**Required work:** Please carry on the Avro mailing-list reply about schema validation, picking up right after its final sentence.

**Excerpt:**
'''

Home | About | Sematext search-lucene.com search-hadoop.com
NEW: Monitor These Apps!
elasticsearch, apache solr, apache hbase, hadoop, redis, casssandra, amazon cloudwatch, mysql, memcached, apache kafka, apache zookeeper, apache storm, ubuntu, centOS, red hat, debian, puppet labs, java, senseiDB
 Search Hadoop and all its subprojects:

Switch to Threaded View
Avro >> mail # user >> Has anyone developed a utility to tell what is missing from a record?


Copy link to this message
-
Re: Has anyone developed a utility to tell what is missing from a record?
AVRO-1284 [0] has the first patch in improving the schema validation so
that schema polymorphism handles validation. Philip and Jonathan, a review
would be nice. Upvotes would be nice too, but constructive feedback is
probably even better.

I think there's a further generalization that allows schema objects
(schemata?) to recursively callback to a a generic data-and-schema
parallel-walker ("validate" would be one of those, but so could be
"default-filler"[1]).

That might be a bit tricky to build without breaking backwards
compatibility to older Python uses, but ... maybe not.  Older methods
should be implementable in these terms.

I'll file a separate issue to provide this refactoring into a base walker
class.

'''

**Listing:**
'''

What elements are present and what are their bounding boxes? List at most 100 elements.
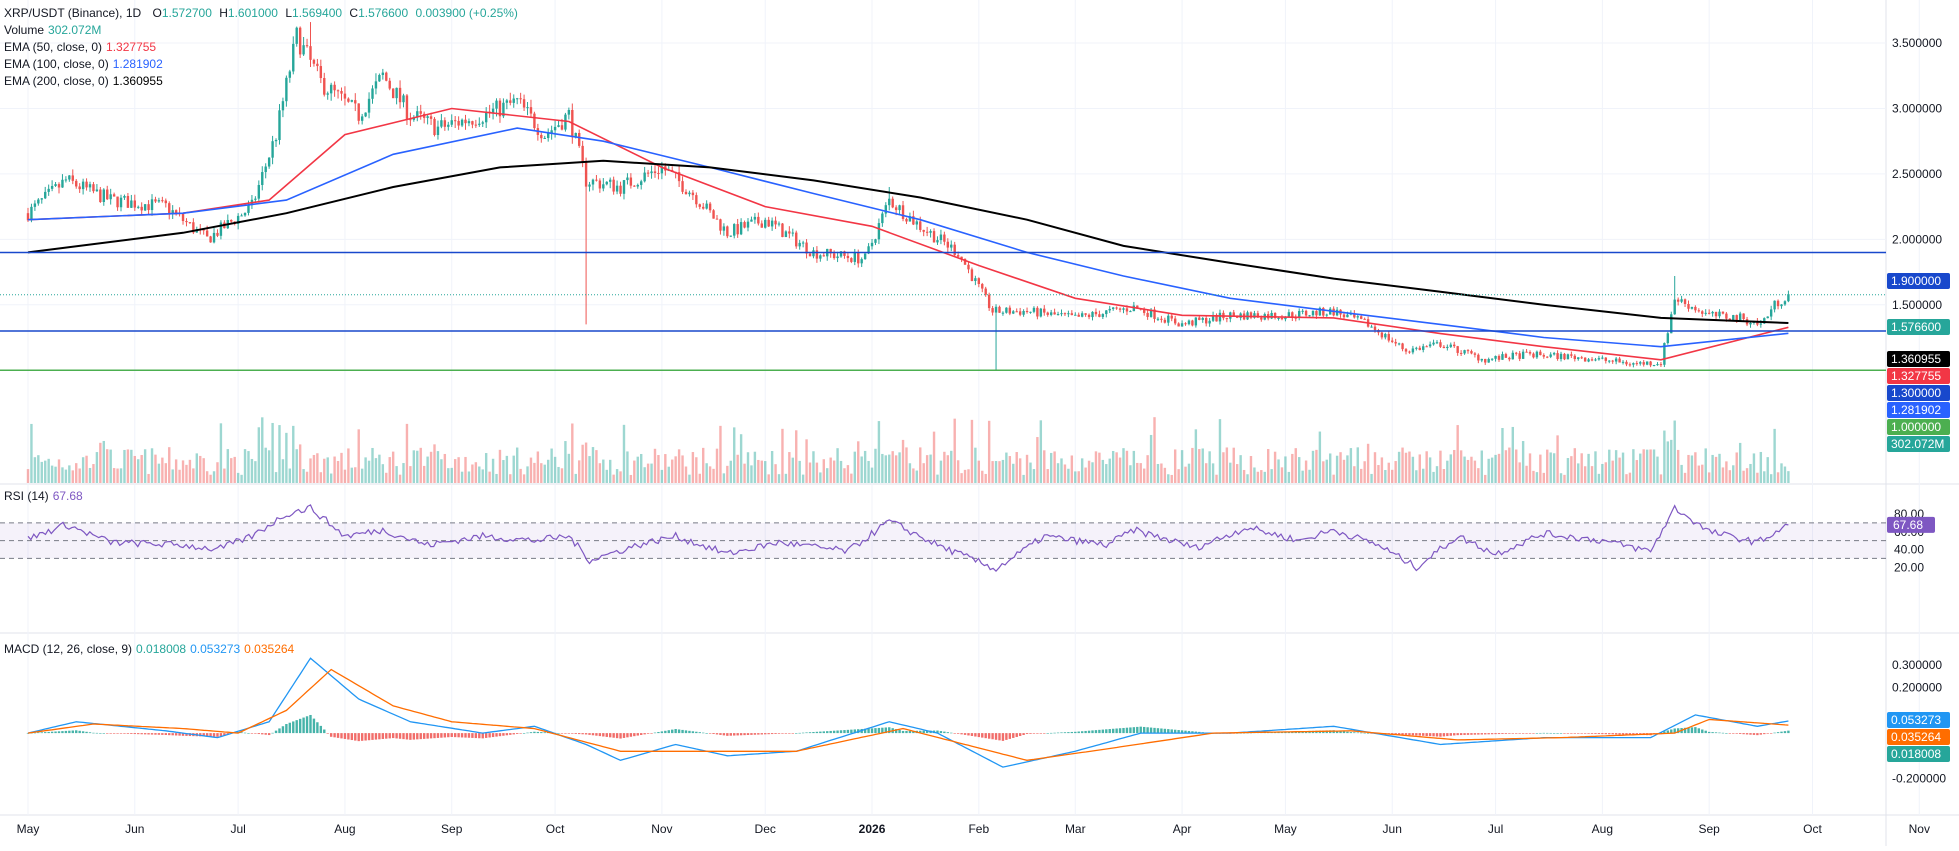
- macd-hist-bar: [1001, 733, 1005, 741]
- macd-hist-bar: [1463, 733, 1466, 735]
- macd-hist-bar: [750, 733, 753, 735]
- volume-bar: [1404, 452, 1408, 483]
- rsi-legend-value: 67.68: [52, 489, 83, 503]
- rsi-tick-label: 40.00: [1894, 543, 1924, 557]
- macd-hist-bar: [894, 729, 898, 734]
- macd-hist-bar: [226, 733, 230, 735]
- candle: [1435, 342, 1439, 344]
- candle: [1659, 364, 1663, 366]
- candle: [1480, 358, 1483, 361]
- candle: [1614, 358, 1618, 362]
- volume-bar: [357, 429, 360, 483]
- candle: [1215, 314, 1218, 322]
- macd-hist-bar: [746, 733, 750, 736]
- macd-hist-bar: [1732, 733, 1735, 734]
- volume-bar: [123, 449, 126, 483]
- ema100-legend[interactable]: EMA (100, close, 0) 1.281902: [4, 56, 163, 72]
- volume-bar: [515, 447, 519, 483]
- volume-bar: [1645, 449, 1649, 483]
- candle: [1397, 343, 1401, 345]
- macd-hist-bar: [1160, 728, 1163, 734]
- macd-hist-bar: [281, 726, 285, 734]
- macd-hist-bar: [708, 733, 712, 734]
- x-tick-label: Oct: [1803, 822, 1822, 836]
- macd-legend[interactable]: MACD (12, 26, close, 9) 0.018008 0.053273 0…: [4, 641, 294, 657]
- macd-hist-bar: [1180, 730, 1184, 734]
- price-label-box: [1887, 273, 1950, 289]
- volume-bar: [1769, 474, 1773, 483]
- volume-legend[interactable]: Volume 302.072M: [4, 22, 101, 38]
- candle: [1601, 357, 1604, 359]
- candle: [1273, 312, 1277, 319]
- macd-hist-bar: [1539, 732, 1542, 734]
- macd-hist-bar: [1077, 731, 1080, 734]
- volume-bar: [443, 453, 447, 483]
- macd-hist-bar: [1039, 733, 1043, 734]
- candle: [1566, 354, 1570, 360]
- macd-hist-bar: [1515, 733, 1518, 734]
- volume-bar: [1490, 457, 1494, 483]
- macd-hist-bar: [822, 731, 825, 734]
- macd-hist-bar: [757, 733, 760, 735]
- volume-bar: [1611, 460, 1614, 483]
- volume-bar: [1098, 452, 1101, 483]
- volume-bar: [1074, 471, 1077, 483]
- volume-bar: [1218, 419, 1222, 483]
- volume-bar: [1639, 453, 1642, 483]
- candle: [1198, 317, 1201, 320]
- macd-hist-bar: [1432, 733, 1435, 737]
- volume-bar: [1484, 474, 1487, 483]
- candle: [1577, 357, 1580, 360]
- candle: [1036, 307, 1039, 317]
- macd-hist-bar: [677, 729, 681, 734]
- macd-hist-bar: [729, 733, 732, 736]
- candle: [788, 231, 791, 234]
- macd-hist-bar: [388, 733, 391, 739]
- candle: [323, 78, 326, 95]
- macd-hist-bar: [1101, 729, 1105, 734]
- volume-bar: [1118, 457, 1122, 483]
- macd-hist-bar: [1776, 732, 1780, 734]
- macd-hist-bar: [664, 730, 667, 734]
- macd-hist-bar: [419, 733, 422, 740]
- volume-bar: [1663, 430, 1666, 483]
- volume-bar: [1366, 443, 1370, 483]
- volume-bar: [722, 473, 726, 483]
- rsi-legend[interactable]: RSI (14) 67.68: [4, 488, 83, 504]
- volume-bar: [88, 467, 92, 483]
- volume-bar: [68, 465, 71, 483]
- volume-bar: [960, 473, 963, 483]
- volume-bar: [309, 458, 312, 483]
- macd-value-box: [1887, 712, 1950, 728]
- macd-hist-bar: [1442, 733, 1446, 737]
- macd-hist-bar: [1080, 731, 1084, 734]
- ema200-legend[interactable]: EMA (200, close, 0) 1.360955: [4, 73, 163, 89]
- volume-bar: [1370, 473, 1373, 483]
- volume-bar: [295, 449, 298, 483]
- candle: [822, 255, 825, 257]
- volume-bar: [1597, 473, 1601, 483]
- macd-hist-bar: [1687, 727, 1690, 734]
- volume-bar: [1012, 463, 1015, 483]
- volume-bar: [154, 454, 157, 483]
- macd-hist-bar: [357, 733, 360, 742]
- macd-hist-bar: [450, 733, 453, 737]
- volume-bar: [1249, 456, 1253, 483]
- volume-bar: [1294, 448, 1297, 483]
- macd-hist-bar: [243, 732, 247, 734]
- candle: [240, 215, 243, 217]
- candle: [333, 84, 336, 91]
- volume-bar: [264, 447, 267, 483]
- candle: [64, 179, 68, 181]
- ema50-legend[interactable]: EMA (50, close, 0) 1.327755: [4, 39, 156, 55]
- macd-hist-bar: [298, 718, 302, 734]
- candle: [1732, 315, 1735, 321]
- volume-bar: [595, 450, 598, 483]
- candle: [1105, 310, 1108, 315]
- candle: [912, 216, 915, 225]
- macd-hist-bar: [1773, 732, 1776, 734]
- candle: [347, 98, 350, 102]
- macd-hist-bar: [405, 733, 409, 740]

'''

**Task output:**
--Jeremy

[0] https://issues.apache.org/jira/browse/AVRO-1284
[1] https://issues.apache.org/jira/browse/AVRO-1265
On Thu, Apr 4, 2013 at 9:16 AM, Jonathan Coveney <[EMAIL PROTECTED]> wrote:

> Ok, cool. I've been using the python implementation pretty heavily and
> didn't realize that it was less mature. Will definitely work on maturing it
> where possible :)
>
>
> 2013/4/4 Philip Zeyliger <[EMAIL PROTECTED]>
>
>> Hi Jonathan,
>>
>> The python implementation is definitely less mature than the Java one.
>>  As you run into things, please do file bugs (and, better, yet, fixes!).
>>
>> At one point someone on this list was working on an alternative python
>> implementation that generated python objects to represent the Avro records.
>>  I think that's a wise idea (and is what Thrift does).  Not sure where
>> that's gone.
>>
>> -- Philip
>>
>>
>> On Thu, Apr 4, 2013 at 9:02 AM, Jonathan Coveney <[EMAIL PROTECTED]>wrote:
>>
>>> I'm also running into issues where the Python and Java implementations
>>> are different (it seems like Java is less permissive than Python). Are
>>> these cases bugs? It can be frustrating for something to work in one but
>>> not the other.
>>>
>>> Having the info from the parallel recursion would allow us to have much
>>> better error messages. That would be great...
>>>
>>>
>>> 2013/4/4 Jeremy Kahn <[EMAIL PROTECTED]>
>>>
>>>> I think this would be tremendously useful.
>>>>
>>>> I am working - in my copious spare time - on improving schema
>>>> validation in the Python library, and I think I can see how to improve
>>>> things there by extending the data/schema parallel recursion to keep track
>>>> of position in each.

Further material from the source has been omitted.